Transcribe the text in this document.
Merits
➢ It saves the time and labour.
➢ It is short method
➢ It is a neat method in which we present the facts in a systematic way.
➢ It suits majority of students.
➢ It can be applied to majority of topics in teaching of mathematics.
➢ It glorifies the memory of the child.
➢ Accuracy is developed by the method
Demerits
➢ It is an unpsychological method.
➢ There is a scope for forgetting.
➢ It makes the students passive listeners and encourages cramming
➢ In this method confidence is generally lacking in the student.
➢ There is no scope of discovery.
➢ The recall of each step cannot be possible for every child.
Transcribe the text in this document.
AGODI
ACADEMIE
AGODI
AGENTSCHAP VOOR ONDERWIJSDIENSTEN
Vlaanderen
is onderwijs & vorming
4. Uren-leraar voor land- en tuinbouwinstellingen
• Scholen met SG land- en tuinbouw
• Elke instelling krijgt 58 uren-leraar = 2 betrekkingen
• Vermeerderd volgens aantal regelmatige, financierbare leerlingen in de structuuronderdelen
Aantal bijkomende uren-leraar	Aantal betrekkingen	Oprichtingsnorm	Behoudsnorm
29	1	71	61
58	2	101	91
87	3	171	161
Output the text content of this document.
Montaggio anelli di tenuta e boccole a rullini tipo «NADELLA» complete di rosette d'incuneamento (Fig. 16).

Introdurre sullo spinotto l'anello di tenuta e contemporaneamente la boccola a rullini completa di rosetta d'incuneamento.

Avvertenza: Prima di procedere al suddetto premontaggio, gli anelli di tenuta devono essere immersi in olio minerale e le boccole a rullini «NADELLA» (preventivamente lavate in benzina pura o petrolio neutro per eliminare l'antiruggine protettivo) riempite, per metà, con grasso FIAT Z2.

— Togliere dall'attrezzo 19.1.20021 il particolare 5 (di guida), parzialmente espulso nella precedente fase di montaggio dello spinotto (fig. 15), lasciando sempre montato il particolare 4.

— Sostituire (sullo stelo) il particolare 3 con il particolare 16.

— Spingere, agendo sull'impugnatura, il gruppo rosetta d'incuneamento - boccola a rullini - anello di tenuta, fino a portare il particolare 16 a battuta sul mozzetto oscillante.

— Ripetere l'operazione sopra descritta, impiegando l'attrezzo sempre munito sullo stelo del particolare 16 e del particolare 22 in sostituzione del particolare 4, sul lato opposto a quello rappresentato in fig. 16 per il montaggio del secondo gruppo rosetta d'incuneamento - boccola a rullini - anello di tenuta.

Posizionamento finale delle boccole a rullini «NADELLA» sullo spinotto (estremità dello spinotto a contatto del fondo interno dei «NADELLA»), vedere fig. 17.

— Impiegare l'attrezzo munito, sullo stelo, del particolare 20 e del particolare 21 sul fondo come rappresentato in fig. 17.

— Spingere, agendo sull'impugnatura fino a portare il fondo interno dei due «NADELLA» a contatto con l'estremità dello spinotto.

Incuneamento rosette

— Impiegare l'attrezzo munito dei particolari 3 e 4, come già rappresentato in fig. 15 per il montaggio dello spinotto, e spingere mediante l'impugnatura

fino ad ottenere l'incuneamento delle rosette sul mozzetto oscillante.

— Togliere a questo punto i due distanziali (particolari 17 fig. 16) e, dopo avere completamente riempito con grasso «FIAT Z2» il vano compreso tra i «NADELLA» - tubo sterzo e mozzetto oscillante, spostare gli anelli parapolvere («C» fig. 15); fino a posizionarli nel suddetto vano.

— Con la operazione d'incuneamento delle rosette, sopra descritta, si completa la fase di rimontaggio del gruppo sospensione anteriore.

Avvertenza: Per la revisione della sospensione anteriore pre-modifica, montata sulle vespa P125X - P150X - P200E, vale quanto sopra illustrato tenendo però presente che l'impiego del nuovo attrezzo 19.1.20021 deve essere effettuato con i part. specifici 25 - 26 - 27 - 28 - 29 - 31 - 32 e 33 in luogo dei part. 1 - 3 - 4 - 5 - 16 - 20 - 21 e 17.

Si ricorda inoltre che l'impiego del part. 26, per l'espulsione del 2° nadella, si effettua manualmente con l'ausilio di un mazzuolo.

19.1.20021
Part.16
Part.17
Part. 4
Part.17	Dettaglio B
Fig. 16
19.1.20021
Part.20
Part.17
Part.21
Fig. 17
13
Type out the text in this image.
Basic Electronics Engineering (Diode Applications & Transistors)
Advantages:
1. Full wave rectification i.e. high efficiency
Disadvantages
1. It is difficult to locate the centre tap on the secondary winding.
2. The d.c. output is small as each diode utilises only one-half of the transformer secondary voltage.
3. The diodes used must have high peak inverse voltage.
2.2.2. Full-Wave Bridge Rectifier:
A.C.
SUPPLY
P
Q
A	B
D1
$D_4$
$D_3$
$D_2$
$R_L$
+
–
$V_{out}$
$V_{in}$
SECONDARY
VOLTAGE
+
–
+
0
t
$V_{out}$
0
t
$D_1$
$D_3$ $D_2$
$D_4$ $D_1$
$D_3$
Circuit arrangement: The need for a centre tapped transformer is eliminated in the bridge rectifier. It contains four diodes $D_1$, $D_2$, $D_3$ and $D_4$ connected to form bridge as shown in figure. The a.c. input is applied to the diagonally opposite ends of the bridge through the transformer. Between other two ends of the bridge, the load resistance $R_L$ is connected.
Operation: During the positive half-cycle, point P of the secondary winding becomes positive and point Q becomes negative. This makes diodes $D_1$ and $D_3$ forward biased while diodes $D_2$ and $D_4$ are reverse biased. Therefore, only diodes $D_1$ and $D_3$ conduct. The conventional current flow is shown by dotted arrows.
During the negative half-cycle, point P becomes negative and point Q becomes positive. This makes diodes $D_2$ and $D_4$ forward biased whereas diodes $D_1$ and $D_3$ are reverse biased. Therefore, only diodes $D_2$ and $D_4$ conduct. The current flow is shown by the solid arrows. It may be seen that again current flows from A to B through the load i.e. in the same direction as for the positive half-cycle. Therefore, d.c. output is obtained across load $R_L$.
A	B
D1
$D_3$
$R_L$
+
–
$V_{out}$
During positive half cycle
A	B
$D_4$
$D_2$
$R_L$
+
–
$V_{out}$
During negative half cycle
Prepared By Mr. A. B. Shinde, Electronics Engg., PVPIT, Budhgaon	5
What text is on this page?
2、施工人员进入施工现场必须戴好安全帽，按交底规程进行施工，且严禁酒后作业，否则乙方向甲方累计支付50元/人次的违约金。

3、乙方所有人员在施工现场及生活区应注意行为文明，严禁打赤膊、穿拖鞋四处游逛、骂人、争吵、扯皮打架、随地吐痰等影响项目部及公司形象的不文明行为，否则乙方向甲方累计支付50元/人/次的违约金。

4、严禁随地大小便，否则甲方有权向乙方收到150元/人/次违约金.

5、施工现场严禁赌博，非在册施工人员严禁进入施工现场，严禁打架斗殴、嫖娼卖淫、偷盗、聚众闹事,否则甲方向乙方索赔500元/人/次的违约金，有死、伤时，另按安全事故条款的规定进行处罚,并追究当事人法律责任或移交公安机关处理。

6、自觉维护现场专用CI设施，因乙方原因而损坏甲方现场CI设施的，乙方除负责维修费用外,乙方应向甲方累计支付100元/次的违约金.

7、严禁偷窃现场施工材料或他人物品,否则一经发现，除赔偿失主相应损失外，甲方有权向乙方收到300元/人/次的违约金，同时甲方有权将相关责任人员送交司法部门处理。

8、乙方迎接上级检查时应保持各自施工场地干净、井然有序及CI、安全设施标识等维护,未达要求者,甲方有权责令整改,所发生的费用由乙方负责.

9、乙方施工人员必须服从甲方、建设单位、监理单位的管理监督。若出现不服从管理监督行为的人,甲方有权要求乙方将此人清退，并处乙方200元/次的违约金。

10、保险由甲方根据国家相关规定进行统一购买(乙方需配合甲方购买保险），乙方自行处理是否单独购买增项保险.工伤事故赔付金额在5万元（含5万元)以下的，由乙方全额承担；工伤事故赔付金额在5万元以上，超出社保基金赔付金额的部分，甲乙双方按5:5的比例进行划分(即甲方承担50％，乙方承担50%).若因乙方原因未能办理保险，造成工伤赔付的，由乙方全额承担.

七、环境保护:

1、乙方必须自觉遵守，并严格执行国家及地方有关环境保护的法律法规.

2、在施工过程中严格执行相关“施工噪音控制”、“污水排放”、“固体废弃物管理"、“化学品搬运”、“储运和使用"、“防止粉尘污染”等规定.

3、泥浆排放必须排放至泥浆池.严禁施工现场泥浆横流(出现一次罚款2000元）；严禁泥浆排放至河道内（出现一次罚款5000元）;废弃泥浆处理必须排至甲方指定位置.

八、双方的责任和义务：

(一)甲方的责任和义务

### Task to carry out
Collect each line holding the string "rosette".

### Final result
Montaggio anelli di tenuta e boccole a rullini tipo «NADELLA» complete di rosette d'incuneamento (Fig. 16).
Incuneamento rosette
fino ad ottenere l'incuneamento delle rosette sul mozzetto oscillante.
— Con la operazione d'incuneamento delle rosette, sopra descritta, si completa la fase di rimontaggio del gruppo sospensione anteriore.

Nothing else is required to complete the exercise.